▶ _STATED EXERCISE_:
Repeat every record below exactly, leaving out the pictures.

[Saved entries]
+ + + + + + +
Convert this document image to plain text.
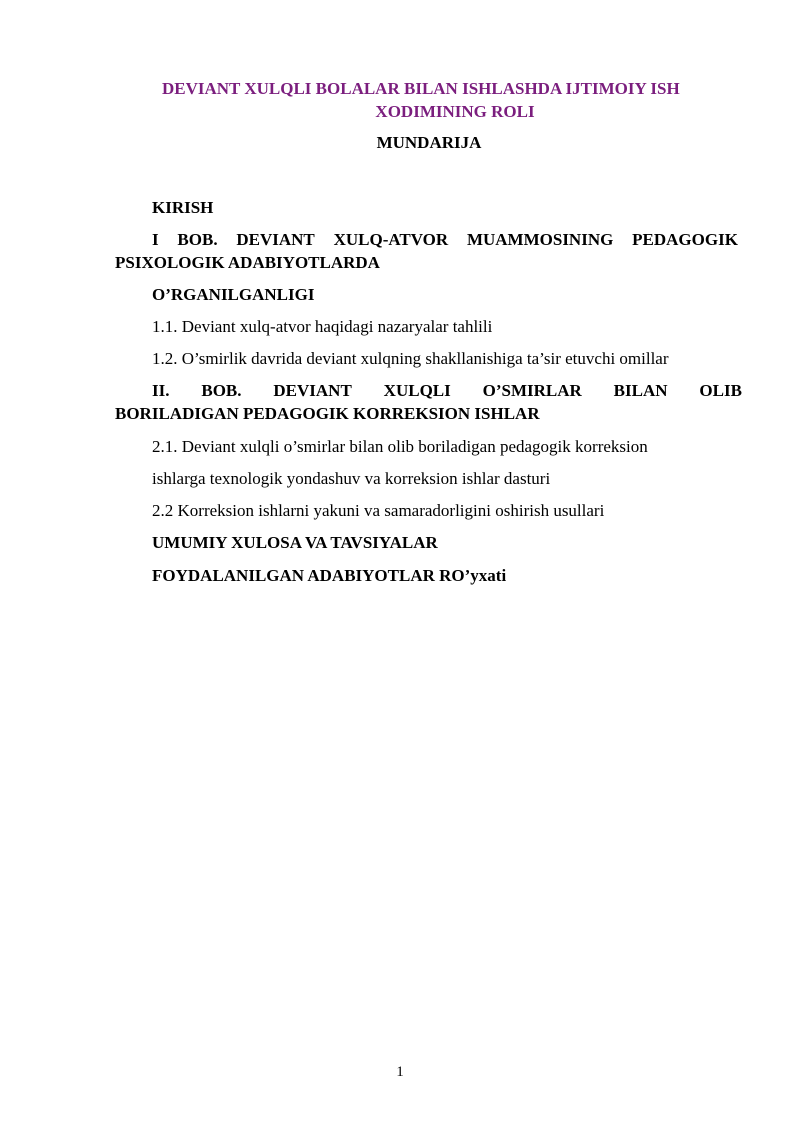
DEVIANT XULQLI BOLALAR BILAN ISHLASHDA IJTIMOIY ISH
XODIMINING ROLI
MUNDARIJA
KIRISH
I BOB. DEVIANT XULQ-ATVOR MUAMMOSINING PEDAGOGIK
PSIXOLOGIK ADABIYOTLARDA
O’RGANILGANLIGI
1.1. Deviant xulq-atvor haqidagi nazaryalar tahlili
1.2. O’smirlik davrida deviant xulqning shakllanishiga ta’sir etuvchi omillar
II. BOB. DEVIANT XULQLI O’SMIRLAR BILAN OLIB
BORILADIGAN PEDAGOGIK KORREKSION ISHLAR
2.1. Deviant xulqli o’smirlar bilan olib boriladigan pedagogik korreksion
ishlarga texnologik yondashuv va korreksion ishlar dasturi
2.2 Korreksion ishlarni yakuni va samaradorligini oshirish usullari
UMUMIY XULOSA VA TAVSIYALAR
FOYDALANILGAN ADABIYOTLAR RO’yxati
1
+ + + + + + +
▶ _EXERCISE ANSWER_:
Convert this document image to plain text.
DEVIANT XULQLI BOLALAR BILAN ISHLASHDA IJTIMOIY ISH
XODIMINING ROLI
MUNDARIJA
KIRISH
I BOB. DEVIANT XULQ-ATVOR MUAMMOSINING PEDAGOGIK
PSIXOLOGIK ADABIYOTLARDA
O’RGANILGANLIGI
1.1. Deviant xulq-atvor haqidagi nazaryalar tahlili
1.2. O’smirlik davrida deviant xulqning shakllanishiga ta’sir etuvchi omillar
II. BOB. DEVIANT XULQLI O’SMIRLAR BILAN OLIB
BORILADIGAN PEDAGOGIK KORREKSION ISHLAR
2.1. Deviant xulqli o’smirlar bilan olib boriladigan pedagogik korreksion
ishlarga texnologik yondashuv va korreksion ishlar dasturi
2.2 Korreksion ishlarni yakuni va samaradorligini oshirish usullari
UMUMIY XULOSA VA TAVSIYALAR
FOYDALANILGAN ADABIYOTLAR RO’yxati
1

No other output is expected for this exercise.